-- Work instructions --
Give only the number of lines in these records that contain the word "location".

-- Data to use --
## BEGIN

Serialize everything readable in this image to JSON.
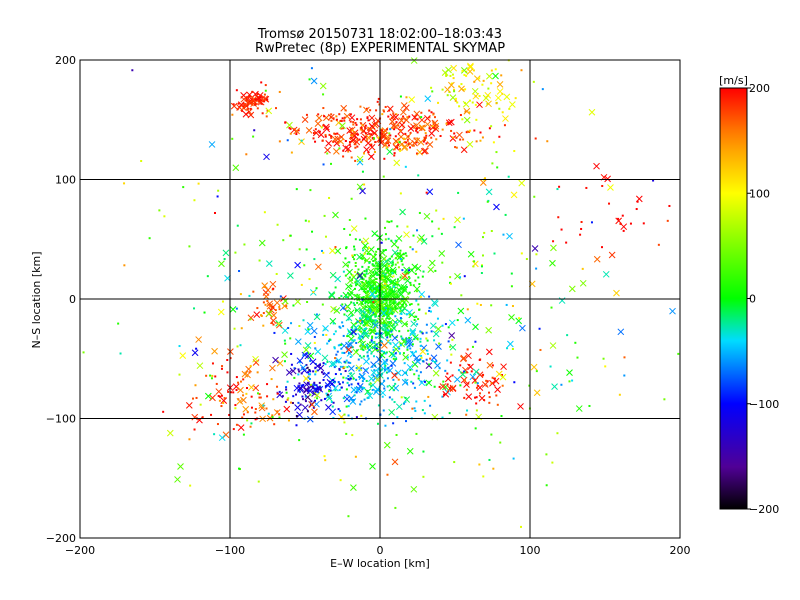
{
  "chart_data": {
    "type": "scatter",
    "title": "Tromsø 20150731 18:02:00–18:03:43",
    "subtitle": "RwPretec (8p) EXPERIMENTAL SKYMAP",
    "xlabel": "E–W location [km]",
    "ylabel": "N–S location [km]",
    "xlim": [
      -200,
      200
    ],
    "ylim": [
      -200,
      200
    ],
    "x_ticks": [
      "−200",
      "−100",
      "0",
      "100",
      "200"
    ],
    "y_ticks": [
      "−200",
      "−100",
      "0",
      "100",
      "200"
    ],
    "grid": true,
    "markers": [
      "cross",
      "dot"
    ],
    "colorbar": {
      "label": "[m/s]",
      "range": [
        -200,
        200
      ],
      "ticks": [
        "200",
        "100",
        "0",
        "−100",
        "−200"
      ],
      "colormap": "rainbow: black → purple → blue → cyan → green → yellow → orange → red"
    },
    "clusters": [
      {
        "x": 0,
        "y": 5,
        "sx": 12,
        "sy": 22,
        "n": 650,
        "v_mean": 10,
        "v_sd": 15
      },
      {
        "x": -5,
        "y": -50,
        "sx": 25,
        "sy": 25,
        "n": 420,
        "v_mean": -45,
        "v_sd": 20
      },
      {
        "x": 0,
        "y": 140,
        "sx": 30,
        "sy": 10,
        "n": 360,
        "v_mean": 180,
        "v_sd": 25
      },
      {
        "x": -85,
        "y": 165,
        "sx": 6,
        "sy": 6,
        "n": 70,
        "v_mean": 190,
        "v_sd": 10
      },
      {
        "x": 60,
        "y": 175,
        "sx": 15,
        "sy": 15,
        "n": 90,
        "v_mean": 95,
        "v_sd": 25
      },
      {
        "x": -45,
        "y": -75,
        "sx": 10,
        "sy": 12,
        "n": 120,
        "v_mean": -120,
        "v_sd": 25
      },
      {
        "x": -95,
        "y": -80,
        "sx": 15,
        "sy": 15,
        "n": 100,
        "v_mean": 180,
        "v_sd": 25
      },
      {
        "x": -75,
        "y": -5,
        "sx": 5,
        "sy": 10,
        "n": 35,
        "v_mean": 170,
        "v_sd": 20
      },
      {
        "x": 65,
        "y": -70,
        "sx": 12,
        "sy": 12,
        "n": 70,
        "v_mean": 190,
        "v_sd": 15
      },
      {
        "x": 150,
        "y": 70,
        "sx": 25,
        "sy": 18,
        "n": 30,
        "v_mean": 200,
        "v_sd": 10
      },
      {
        "x": 0,
        "y": 0,
        "sx": 75,
        "sy": 85,
        "n": 520,
        "v_mean": 30,
        "v_sd": 70
      }
    ]
  }
}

## END

-- Output for this task --
2